▶ _Stated problem_:
Locate every line in the records below that contains the word "预制菜禽蓄鱼养殖费用", and copy each one.

▶ _Input records_:
......

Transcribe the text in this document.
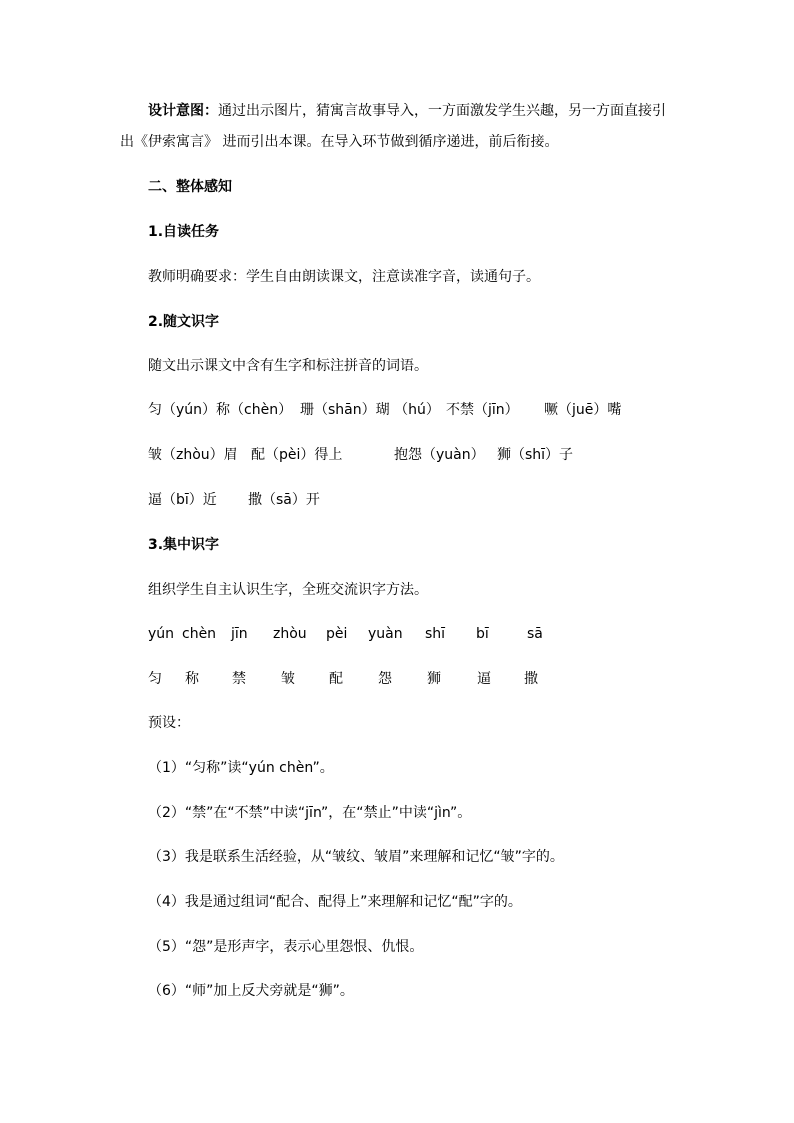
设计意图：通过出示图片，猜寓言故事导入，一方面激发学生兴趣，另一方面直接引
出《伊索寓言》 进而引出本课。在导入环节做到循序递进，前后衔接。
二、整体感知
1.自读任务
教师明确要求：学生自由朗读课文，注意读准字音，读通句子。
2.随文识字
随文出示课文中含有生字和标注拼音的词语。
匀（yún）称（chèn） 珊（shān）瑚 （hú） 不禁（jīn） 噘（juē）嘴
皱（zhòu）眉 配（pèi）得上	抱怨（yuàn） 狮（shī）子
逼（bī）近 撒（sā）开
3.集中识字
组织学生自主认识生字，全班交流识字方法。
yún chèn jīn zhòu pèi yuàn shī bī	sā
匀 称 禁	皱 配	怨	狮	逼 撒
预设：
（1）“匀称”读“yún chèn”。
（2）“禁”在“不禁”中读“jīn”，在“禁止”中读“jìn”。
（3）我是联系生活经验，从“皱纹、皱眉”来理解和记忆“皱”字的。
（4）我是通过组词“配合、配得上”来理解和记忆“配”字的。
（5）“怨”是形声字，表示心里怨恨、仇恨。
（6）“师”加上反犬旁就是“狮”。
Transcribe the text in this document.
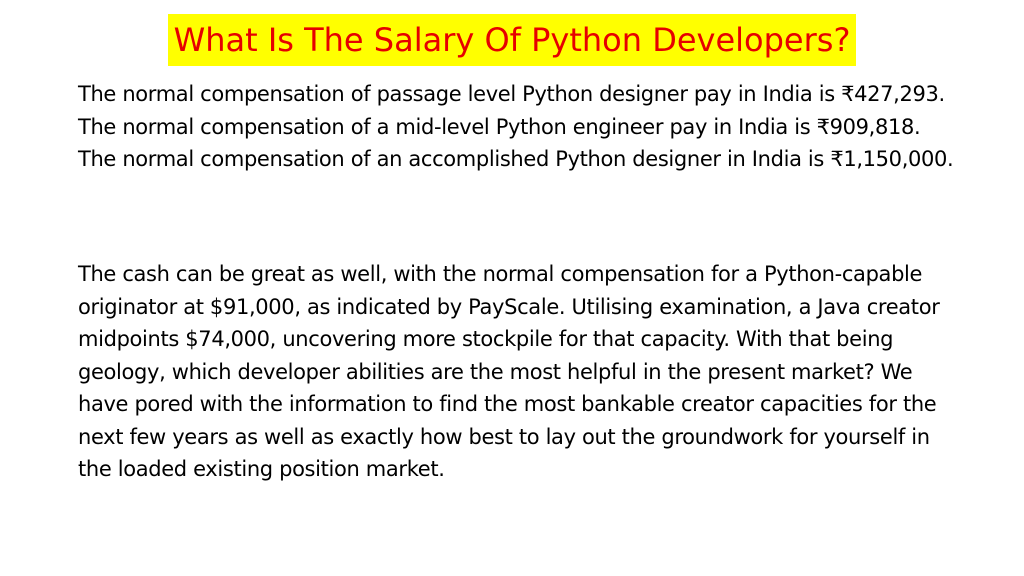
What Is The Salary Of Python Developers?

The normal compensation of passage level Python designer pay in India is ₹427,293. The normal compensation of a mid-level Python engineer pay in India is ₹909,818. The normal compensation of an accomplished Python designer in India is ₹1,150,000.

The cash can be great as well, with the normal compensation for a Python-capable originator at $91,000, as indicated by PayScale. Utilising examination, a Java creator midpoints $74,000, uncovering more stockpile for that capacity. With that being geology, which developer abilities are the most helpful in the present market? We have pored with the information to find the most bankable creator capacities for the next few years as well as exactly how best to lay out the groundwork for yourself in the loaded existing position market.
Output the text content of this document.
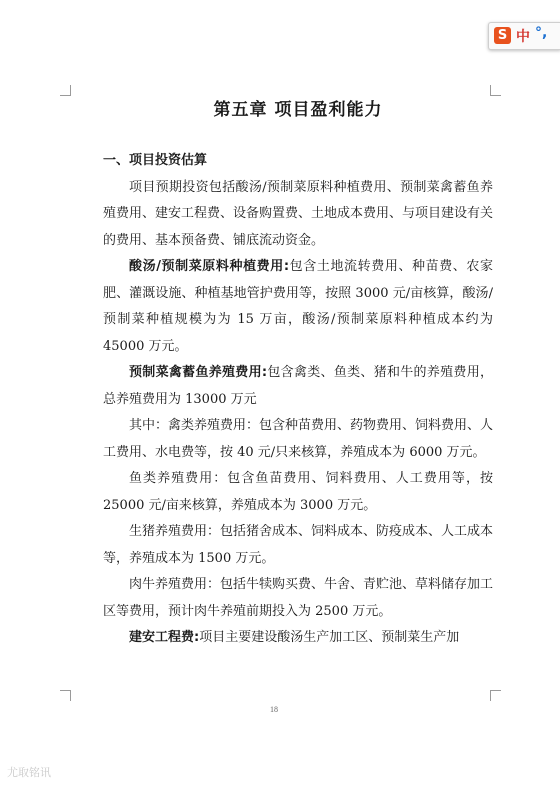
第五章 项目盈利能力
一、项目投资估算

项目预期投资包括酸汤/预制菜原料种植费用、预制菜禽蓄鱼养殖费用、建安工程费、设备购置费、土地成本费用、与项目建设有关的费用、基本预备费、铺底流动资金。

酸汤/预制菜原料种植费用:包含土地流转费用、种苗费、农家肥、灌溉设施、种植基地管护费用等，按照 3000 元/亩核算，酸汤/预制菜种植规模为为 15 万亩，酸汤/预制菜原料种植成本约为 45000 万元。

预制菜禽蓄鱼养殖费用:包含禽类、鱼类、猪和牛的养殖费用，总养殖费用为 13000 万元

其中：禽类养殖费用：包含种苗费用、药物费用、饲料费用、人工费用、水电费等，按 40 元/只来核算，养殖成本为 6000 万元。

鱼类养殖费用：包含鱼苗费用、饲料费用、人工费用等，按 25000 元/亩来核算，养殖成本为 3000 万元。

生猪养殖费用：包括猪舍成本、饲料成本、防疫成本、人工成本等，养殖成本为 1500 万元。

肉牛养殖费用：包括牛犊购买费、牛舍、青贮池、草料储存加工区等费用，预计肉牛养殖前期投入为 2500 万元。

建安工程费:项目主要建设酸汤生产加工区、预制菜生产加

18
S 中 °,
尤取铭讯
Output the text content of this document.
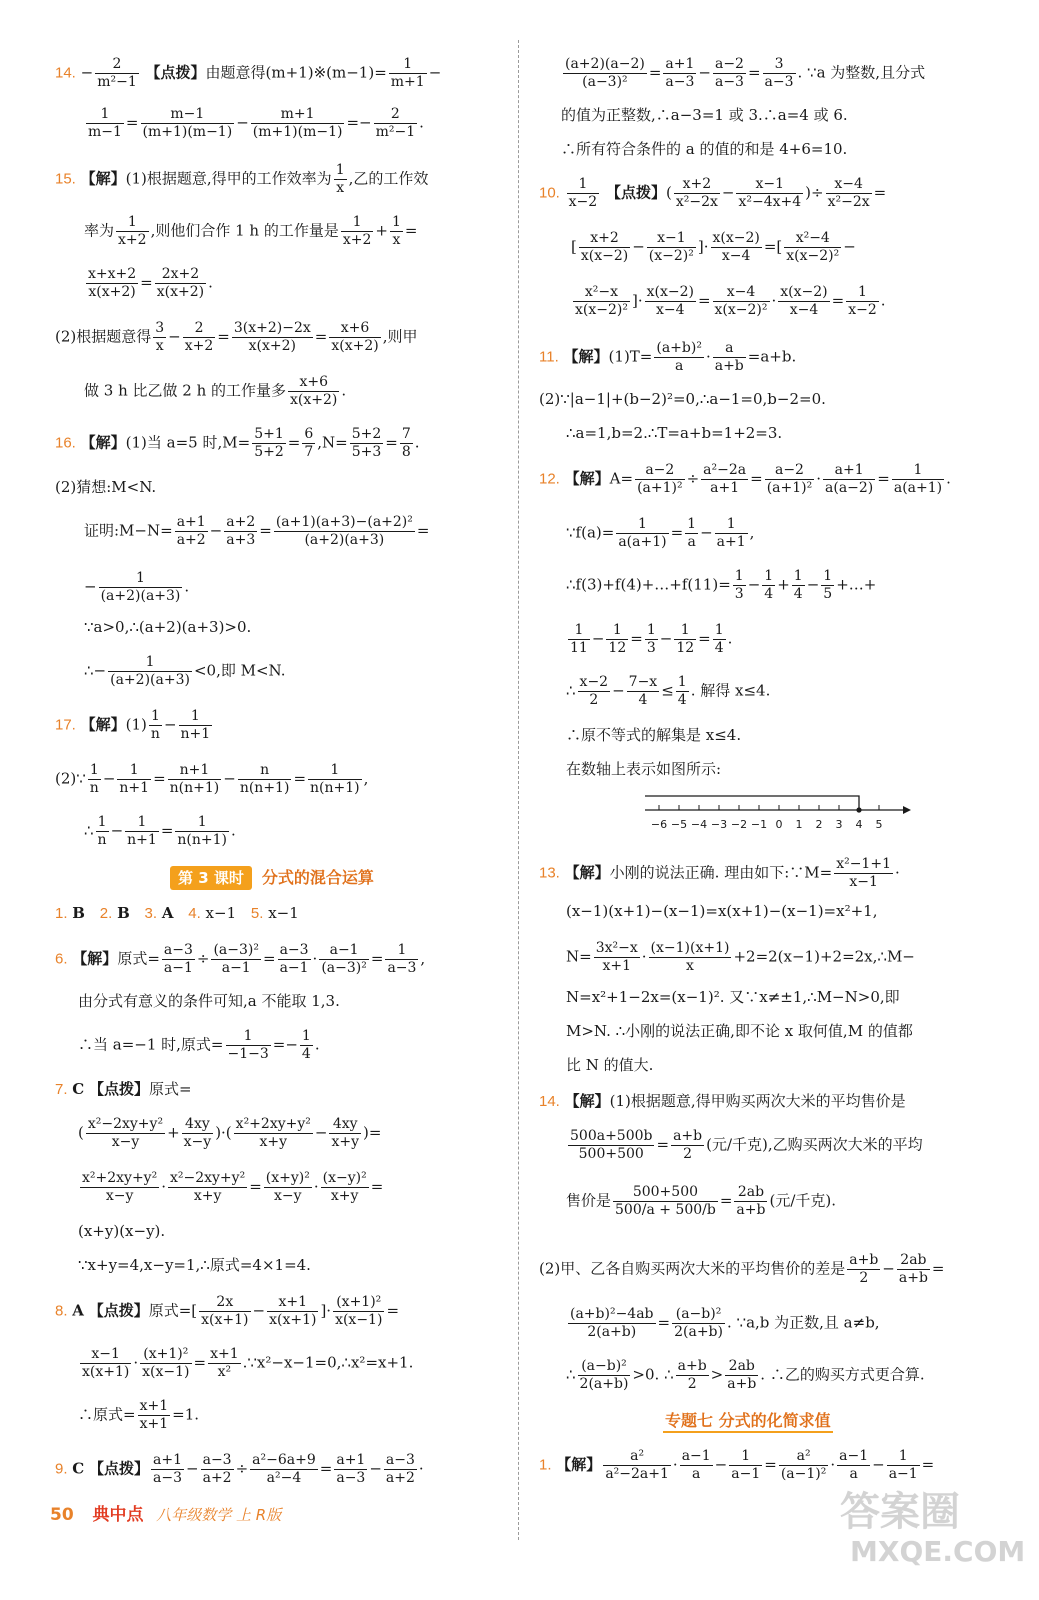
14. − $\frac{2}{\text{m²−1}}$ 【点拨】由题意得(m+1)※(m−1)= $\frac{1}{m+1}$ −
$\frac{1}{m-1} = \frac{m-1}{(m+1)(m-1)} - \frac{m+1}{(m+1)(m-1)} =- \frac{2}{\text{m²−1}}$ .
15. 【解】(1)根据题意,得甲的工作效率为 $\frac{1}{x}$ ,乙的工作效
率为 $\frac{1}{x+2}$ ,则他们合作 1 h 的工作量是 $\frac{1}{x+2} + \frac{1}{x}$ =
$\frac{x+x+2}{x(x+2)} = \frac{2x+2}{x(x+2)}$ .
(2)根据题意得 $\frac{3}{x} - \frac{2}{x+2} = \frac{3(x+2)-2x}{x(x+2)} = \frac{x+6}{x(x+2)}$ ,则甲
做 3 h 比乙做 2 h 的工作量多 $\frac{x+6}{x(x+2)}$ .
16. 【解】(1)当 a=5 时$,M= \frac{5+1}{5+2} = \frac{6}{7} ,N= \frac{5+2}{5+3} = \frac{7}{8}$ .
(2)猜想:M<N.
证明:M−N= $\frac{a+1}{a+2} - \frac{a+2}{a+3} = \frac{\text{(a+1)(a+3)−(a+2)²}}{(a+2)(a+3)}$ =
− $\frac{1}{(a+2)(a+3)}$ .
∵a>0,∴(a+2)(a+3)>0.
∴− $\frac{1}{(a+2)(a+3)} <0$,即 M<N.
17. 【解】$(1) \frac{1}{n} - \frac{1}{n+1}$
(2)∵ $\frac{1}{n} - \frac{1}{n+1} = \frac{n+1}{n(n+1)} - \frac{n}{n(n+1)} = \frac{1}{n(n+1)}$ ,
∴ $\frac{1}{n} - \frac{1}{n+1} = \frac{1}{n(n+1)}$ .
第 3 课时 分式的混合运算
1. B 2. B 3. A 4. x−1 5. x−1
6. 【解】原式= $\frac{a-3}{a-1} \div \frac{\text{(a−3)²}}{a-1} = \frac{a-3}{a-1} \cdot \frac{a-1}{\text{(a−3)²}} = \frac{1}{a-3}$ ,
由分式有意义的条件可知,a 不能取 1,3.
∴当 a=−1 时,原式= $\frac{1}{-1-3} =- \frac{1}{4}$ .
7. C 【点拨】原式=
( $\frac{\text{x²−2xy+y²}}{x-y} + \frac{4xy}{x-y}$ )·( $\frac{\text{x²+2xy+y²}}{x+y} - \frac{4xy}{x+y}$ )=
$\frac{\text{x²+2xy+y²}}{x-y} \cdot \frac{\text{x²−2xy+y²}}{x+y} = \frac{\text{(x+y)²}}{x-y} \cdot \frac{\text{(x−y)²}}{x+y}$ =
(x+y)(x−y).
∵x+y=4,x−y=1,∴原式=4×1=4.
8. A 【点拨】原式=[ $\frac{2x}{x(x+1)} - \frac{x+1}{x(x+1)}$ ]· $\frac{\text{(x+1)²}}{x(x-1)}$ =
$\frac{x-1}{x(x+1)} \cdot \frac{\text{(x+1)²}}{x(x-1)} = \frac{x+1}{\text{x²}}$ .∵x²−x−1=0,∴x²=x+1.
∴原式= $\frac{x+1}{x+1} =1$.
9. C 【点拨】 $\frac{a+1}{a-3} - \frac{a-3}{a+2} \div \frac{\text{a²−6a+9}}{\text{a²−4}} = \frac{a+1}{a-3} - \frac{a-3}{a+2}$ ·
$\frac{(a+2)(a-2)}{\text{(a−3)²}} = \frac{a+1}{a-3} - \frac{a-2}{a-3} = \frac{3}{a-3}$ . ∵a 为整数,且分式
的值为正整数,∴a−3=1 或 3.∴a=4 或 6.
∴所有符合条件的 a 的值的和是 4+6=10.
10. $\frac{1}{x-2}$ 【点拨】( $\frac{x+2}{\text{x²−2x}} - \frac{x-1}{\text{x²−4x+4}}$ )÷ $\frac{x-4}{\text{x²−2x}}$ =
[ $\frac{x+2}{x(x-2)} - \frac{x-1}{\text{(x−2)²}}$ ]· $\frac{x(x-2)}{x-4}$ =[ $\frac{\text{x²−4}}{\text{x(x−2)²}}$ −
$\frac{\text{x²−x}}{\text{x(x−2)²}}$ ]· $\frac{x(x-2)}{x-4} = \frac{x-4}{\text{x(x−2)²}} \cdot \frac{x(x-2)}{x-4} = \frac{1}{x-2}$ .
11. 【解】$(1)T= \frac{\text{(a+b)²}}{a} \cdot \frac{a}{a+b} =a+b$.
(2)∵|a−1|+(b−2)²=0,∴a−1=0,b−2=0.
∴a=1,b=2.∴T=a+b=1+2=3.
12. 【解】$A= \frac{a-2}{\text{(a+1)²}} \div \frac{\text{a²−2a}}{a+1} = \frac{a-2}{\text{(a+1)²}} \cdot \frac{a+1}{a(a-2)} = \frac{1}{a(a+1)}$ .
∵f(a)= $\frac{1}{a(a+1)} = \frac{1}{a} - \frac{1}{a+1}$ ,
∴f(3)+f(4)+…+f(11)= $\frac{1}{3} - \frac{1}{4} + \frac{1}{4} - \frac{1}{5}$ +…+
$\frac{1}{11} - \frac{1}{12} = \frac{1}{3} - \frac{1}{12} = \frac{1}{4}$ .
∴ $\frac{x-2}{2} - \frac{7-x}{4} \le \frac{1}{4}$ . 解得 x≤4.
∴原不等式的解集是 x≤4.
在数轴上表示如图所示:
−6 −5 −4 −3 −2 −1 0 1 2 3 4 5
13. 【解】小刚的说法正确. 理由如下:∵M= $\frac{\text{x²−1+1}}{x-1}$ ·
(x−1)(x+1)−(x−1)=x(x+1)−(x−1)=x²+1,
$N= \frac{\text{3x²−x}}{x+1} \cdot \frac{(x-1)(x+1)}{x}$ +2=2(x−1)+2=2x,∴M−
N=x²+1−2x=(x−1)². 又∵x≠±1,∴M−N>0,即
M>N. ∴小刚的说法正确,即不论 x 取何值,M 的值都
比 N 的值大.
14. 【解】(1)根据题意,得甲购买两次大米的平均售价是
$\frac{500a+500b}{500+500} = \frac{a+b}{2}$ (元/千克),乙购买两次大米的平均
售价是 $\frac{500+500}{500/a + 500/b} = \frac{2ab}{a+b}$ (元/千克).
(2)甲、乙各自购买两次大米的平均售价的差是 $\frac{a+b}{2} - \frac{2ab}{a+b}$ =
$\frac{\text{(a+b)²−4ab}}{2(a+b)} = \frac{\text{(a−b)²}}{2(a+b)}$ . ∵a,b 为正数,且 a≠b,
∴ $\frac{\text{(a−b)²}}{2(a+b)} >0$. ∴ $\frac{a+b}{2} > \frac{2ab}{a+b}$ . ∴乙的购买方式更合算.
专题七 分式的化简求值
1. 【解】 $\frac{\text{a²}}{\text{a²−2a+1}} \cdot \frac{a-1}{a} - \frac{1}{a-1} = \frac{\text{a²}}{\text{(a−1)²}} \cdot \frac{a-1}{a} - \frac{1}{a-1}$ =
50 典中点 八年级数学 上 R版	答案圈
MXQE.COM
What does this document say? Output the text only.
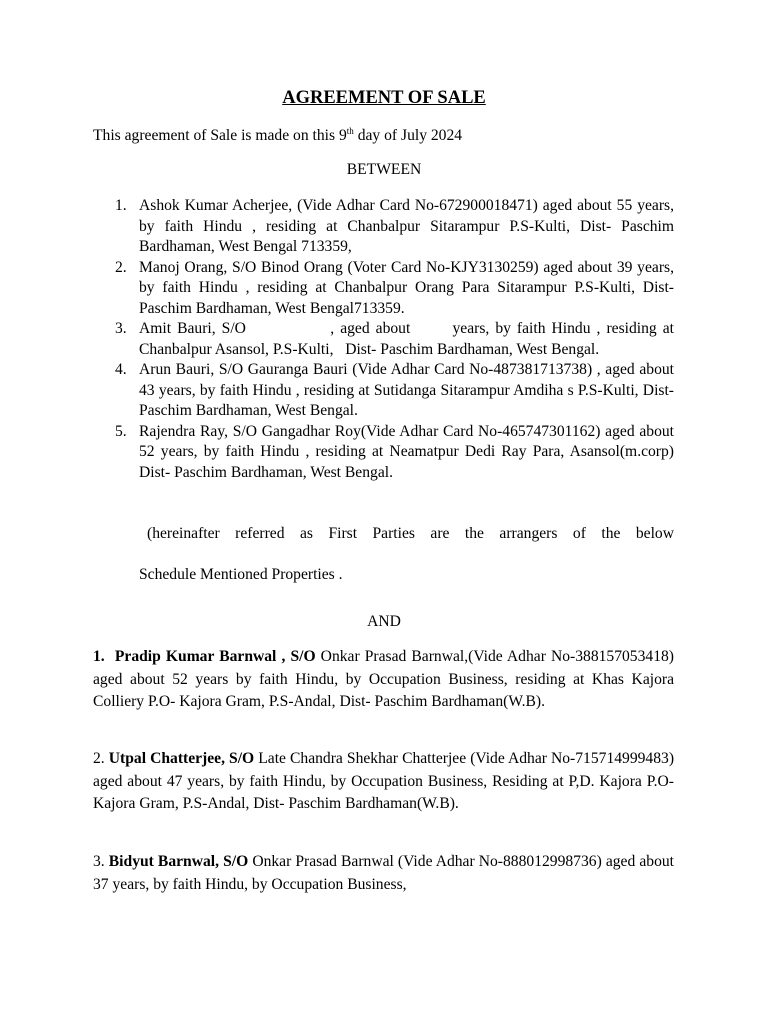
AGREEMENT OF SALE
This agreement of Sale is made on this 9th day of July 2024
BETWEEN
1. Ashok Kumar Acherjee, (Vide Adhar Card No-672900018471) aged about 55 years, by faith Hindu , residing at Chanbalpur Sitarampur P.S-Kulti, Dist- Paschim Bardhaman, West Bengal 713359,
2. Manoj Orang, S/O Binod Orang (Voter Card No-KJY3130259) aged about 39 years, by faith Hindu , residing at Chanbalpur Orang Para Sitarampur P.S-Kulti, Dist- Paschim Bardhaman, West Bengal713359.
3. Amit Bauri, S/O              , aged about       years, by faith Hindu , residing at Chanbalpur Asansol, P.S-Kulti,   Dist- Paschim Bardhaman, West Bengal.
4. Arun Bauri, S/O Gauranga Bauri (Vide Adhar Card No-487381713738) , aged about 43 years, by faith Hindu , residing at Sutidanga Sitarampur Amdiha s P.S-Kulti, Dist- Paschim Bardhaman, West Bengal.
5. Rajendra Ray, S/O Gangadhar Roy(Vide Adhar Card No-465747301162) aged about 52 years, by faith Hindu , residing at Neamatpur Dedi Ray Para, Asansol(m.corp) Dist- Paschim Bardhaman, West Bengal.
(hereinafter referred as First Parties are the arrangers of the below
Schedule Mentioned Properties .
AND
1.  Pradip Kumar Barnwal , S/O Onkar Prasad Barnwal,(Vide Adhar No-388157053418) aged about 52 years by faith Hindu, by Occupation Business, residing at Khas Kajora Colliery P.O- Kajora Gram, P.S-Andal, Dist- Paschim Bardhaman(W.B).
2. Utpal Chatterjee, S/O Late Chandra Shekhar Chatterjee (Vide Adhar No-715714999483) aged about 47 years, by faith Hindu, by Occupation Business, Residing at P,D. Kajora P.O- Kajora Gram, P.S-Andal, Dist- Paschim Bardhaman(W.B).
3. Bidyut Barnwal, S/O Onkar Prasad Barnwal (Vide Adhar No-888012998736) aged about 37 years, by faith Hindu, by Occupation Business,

......

▶ _Completed task_:
项目预期投资包括酸汤/预制菜原料种植费用、预制菜禽蓄鱼养殖费用、建安工程费、设备购置费、土地成本费用、与项目建设有关的费用、基本预备费、铺底流动资金。
预制菜禽蓄鱼养殖费用:包含禽类、鱼类、猪和牛的养殖费用，总养殖费用为 13000 万元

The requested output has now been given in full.